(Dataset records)
>>>

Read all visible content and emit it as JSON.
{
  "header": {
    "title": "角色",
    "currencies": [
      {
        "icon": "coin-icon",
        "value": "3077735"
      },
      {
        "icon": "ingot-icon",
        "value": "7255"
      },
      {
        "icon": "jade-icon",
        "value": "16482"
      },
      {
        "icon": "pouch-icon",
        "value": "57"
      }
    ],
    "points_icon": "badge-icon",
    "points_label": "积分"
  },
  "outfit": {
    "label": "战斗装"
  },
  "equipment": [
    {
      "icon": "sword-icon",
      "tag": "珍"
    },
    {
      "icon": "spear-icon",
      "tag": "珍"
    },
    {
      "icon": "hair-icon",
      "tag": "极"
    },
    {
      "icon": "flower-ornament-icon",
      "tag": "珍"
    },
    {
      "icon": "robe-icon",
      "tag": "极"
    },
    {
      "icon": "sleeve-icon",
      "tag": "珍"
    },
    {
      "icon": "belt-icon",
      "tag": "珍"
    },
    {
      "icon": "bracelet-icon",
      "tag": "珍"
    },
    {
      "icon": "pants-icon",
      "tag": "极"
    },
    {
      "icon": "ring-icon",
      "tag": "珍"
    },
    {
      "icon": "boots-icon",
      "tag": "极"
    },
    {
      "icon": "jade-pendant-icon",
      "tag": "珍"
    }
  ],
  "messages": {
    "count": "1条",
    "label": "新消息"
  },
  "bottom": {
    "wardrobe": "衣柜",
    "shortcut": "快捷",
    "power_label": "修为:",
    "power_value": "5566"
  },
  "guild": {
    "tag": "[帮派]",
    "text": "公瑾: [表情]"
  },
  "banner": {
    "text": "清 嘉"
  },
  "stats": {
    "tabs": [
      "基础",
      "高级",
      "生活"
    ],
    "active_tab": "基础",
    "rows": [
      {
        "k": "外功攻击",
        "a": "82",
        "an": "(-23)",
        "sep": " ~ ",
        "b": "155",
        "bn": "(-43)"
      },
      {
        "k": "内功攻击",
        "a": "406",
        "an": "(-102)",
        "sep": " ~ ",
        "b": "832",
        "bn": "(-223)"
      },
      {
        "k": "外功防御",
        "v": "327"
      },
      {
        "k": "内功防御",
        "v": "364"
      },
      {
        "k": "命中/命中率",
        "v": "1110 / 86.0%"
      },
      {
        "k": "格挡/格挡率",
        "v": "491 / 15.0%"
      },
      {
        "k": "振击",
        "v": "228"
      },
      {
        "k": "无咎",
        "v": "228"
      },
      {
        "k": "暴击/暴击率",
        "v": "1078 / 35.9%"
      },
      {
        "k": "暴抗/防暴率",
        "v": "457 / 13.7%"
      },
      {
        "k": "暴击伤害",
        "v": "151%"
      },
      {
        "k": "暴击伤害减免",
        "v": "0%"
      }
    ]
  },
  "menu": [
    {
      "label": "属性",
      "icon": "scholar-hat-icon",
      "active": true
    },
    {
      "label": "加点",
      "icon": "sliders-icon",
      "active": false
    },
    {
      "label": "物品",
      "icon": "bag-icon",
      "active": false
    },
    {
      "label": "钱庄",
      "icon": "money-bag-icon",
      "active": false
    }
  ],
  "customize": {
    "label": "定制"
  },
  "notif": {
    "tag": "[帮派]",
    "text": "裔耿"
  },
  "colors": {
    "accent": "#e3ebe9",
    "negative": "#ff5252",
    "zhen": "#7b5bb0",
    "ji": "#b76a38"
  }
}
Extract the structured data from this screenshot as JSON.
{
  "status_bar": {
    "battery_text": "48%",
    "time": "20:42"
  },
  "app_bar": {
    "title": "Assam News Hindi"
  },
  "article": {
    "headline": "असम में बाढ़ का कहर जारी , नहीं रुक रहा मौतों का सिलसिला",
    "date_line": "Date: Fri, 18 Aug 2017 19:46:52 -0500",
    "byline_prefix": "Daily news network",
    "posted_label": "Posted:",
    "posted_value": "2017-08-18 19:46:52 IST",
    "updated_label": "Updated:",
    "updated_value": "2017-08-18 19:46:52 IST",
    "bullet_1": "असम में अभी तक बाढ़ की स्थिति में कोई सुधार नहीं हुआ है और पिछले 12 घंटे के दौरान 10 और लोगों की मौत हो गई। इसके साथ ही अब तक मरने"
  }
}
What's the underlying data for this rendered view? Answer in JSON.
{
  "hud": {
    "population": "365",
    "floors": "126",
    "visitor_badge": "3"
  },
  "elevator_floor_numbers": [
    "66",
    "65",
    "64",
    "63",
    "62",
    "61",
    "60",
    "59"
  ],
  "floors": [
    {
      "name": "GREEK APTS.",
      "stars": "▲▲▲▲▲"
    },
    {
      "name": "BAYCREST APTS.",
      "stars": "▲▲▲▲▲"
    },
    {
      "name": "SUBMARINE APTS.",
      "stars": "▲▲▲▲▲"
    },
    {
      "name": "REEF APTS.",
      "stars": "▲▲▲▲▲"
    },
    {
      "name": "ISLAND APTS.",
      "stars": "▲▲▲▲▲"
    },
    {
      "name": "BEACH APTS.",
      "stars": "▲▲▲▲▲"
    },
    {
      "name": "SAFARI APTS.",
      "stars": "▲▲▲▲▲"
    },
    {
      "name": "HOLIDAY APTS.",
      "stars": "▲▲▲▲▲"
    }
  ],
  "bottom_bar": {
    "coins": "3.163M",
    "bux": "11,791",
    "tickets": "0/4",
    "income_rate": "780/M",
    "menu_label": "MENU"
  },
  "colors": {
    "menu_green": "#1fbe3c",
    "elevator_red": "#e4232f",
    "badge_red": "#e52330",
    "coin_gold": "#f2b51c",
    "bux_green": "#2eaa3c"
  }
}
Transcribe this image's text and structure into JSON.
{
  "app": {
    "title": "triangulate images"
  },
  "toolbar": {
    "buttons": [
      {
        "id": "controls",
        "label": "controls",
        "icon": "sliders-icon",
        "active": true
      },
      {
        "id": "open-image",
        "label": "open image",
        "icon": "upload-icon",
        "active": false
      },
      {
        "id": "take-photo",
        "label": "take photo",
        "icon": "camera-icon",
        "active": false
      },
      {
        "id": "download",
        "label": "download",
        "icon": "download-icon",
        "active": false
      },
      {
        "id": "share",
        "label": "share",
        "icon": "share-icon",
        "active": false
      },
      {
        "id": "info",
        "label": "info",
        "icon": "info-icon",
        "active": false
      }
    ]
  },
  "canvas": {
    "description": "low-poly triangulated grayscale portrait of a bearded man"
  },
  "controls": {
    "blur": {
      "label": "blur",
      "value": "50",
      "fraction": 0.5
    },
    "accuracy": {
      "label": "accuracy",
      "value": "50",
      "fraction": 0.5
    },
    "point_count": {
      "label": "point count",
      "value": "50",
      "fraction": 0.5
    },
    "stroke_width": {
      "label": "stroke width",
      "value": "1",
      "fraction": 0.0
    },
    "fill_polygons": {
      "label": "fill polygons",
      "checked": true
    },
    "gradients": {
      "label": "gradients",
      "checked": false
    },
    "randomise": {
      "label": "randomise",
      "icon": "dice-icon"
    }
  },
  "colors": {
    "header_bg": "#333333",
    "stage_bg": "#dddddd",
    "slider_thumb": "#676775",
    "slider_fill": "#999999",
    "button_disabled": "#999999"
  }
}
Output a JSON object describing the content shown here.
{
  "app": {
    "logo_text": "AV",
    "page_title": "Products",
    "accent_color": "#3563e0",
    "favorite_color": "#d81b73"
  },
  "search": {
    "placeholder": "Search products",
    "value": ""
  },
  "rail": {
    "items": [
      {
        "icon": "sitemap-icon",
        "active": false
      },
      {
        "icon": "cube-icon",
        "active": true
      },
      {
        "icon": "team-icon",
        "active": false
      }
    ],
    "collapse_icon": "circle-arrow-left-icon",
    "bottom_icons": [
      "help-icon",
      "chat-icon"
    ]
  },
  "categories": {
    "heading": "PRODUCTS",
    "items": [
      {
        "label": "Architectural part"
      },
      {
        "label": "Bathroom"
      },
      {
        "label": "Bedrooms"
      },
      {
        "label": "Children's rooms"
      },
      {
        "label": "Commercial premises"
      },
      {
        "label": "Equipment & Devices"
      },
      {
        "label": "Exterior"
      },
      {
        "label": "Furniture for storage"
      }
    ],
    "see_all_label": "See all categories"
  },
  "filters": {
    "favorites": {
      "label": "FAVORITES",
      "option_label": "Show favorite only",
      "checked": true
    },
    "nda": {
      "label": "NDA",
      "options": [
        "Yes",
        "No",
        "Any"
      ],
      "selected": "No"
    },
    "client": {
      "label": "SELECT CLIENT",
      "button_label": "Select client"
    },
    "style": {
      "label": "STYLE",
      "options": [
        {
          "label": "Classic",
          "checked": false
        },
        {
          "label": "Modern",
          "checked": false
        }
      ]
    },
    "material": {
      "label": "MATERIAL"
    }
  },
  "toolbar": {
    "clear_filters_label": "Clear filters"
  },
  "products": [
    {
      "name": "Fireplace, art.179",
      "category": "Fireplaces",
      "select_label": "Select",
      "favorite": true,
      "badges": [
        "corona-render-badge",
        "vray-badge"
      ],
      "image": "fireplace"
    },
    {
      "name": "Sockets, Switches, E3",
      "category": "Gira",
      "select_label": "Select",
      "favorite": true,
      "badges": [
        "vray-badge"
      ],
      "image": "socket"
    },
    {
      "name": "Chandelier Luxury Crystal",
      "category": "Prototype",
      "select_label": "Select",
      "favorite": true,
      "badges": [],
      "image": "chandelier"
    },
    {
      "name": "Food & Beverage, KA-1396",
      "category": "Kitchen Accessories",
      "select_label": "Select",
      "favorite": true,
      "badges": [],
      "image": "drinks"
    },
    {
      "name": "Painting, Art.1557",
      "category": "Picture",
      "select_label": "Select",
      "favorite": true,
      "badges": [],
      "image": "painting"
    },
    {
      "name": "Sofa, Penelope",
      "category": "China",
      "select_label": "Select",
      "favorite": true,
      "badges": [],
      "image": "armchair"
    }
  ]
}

<<<

- **Task goal**: Go over the data above and copy every line that has the word "content" in it.

- **Correct output**:
Read all visible content and emit it as JSON.
Output a JSON object describing the content shown here.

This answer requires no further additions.